• Task objective
State how many lines of the data contain the word "experiences", and write nothing besides the number.

• Provided data
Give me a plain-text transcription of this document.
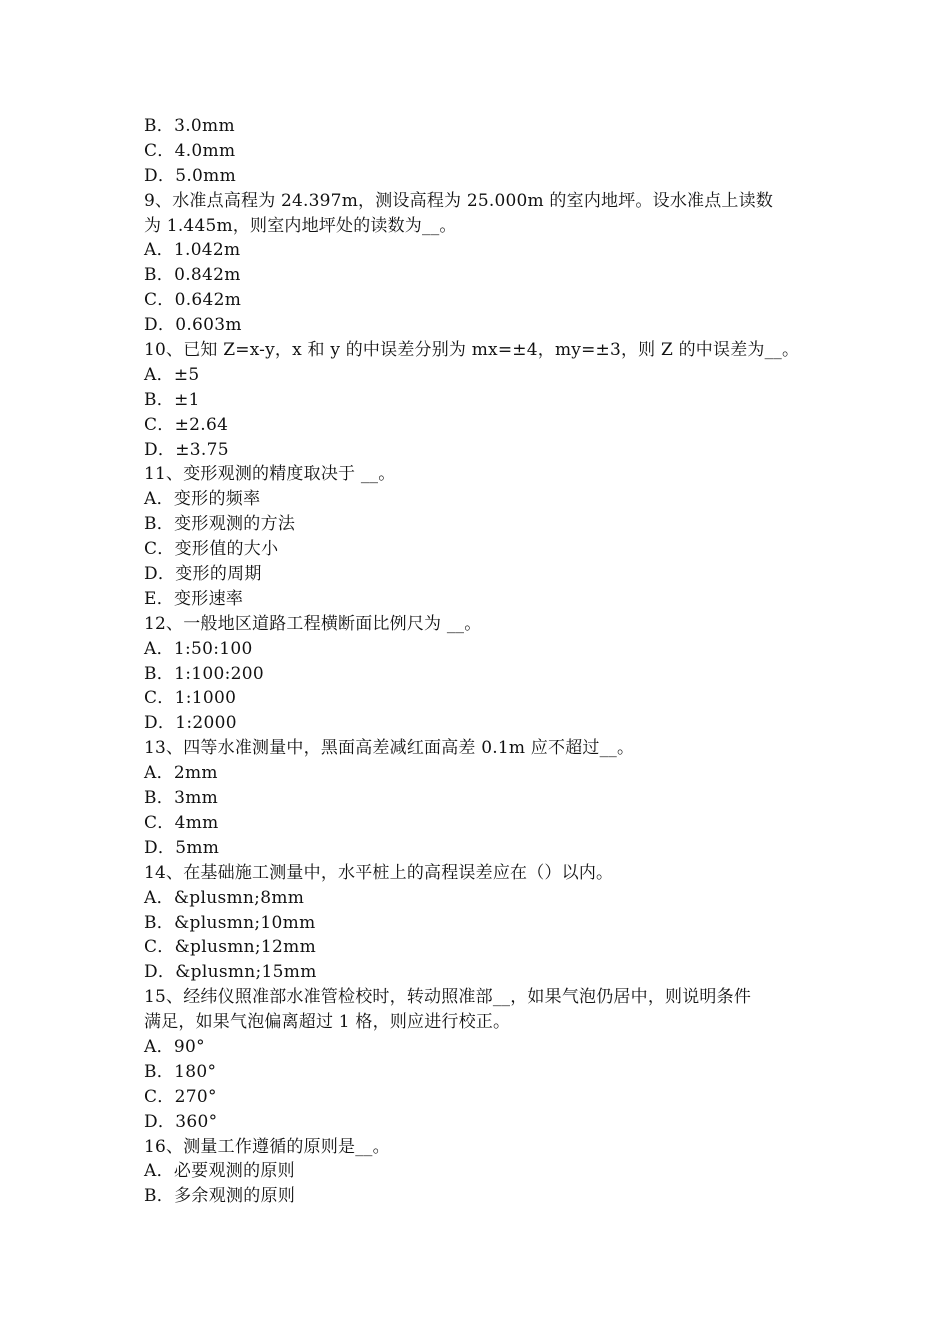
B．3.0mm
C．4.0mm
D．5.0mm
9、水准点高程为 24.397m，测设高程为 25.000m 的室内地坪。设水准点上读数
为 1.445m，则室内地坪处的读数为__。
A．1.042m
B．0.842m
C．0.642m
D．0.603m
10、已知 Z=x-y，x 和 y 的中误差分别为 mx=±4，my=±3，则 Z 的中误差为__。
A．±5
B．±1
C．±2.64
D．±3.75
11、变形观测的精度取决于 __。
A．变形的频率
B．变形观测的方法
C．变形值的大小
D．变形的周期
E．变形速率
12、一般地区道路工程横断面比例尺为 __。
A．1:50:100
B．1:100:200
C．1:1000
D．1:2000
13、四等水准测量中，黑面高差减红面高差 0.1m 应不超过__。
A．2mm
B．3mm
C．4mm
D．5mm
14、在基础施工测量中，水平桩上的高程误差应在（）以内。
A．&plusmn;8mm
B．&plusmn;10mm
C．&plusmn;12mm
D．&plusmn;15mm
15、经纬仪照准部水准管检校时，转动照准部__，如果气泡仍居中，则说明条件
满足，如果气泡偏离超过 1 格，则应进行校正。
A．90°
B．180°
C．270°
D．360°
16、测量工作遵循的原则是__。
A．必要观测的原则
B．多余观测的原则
* * *
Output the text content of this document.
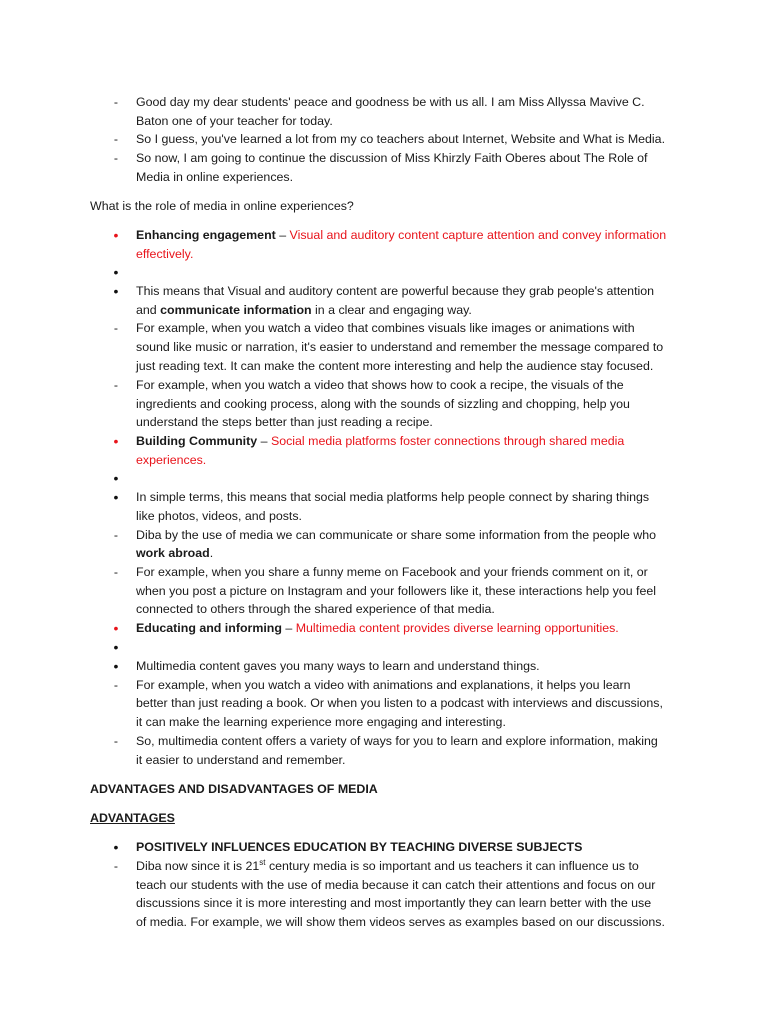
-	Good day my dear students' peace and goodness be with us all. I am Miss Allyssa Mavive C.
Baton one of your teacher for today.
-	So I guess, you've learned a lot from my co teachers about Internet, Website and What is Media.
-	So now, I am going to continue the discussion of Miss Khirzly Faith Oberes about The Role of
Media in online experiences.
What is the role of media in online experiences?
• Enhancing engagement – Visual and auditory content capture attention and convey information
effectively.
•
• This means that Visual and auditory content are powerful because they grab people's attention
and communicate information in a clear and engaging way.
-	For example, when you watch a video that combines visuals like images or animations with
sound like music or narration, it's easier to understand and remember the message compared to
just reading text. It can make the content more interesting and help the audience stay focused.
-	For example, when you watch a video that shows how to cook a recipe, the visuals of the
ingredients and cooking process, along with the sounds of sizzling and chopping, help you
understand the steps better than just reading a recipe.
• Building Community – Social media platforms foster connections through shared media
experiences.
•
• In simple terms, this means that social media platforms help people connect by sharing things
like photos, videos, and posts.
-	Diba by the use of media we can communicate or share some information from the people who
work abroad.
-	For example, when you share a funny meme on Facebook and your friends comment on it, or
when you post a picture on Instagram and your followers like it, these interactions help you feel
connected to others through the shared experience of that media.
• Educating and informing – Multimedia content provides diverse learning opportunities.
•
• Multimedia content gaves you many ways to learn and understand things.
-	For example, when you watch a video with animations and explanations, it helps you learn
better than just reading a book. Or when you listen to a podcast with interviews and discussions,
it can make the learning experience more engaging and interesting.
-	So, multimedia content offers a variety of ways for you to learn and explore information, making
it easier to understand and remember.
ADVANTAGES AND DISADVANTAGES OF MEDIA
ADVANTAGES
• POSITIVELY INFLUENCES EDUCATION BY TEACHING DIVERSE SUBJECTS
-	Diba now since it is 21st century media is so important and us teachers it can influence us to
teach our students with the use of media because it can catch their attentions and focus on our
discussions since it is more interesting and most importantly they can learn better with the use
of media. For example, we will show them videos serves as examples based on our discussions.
--
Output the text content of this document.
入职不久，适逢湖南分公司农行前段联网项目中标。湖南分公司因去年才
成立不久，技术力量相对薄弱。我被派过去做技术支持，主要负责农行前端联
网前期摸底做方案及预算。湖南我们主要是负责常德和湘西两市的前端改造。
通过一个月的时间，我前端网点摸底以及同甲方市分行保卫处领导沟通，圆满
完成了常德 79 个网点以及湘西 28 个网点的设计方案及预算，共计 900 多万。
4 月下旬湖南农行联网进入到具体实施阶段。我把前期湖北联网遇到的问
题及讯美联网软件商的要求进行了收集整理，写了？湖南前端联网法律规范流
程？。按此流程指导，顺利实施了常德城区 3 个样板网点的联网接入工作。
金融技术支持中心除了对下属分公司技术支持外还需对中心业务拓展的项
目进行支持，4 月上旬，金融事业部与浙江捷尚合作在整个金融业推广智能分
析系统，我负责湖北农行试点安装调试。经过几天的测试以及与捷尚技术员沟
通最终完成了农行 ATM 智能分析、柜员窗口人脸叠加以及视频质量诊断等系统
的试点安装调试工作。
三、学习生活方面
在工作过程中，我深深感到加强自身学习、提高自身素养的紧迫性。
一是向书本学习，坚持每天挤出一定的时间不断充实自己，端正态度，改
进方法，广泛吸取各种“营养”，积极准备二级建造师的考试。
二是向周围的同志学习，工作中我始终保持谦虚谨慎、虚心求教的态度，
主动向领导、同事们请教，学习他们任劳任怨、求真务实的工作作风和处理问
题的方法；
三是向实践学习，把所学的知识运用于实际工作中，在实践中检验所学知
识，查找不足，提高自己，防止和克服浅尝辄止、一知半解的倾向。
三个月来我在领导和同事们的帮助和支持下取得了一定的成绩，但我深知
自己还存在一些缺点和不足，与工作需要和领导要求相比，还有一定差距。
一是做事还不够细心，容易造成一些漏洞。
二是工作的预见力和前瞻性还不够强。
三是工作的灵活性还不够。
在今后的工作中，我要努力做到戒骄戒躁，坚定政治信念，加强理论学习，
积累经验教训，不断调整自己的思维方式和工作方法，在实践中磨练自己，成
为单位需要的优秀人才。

• Finished answer
3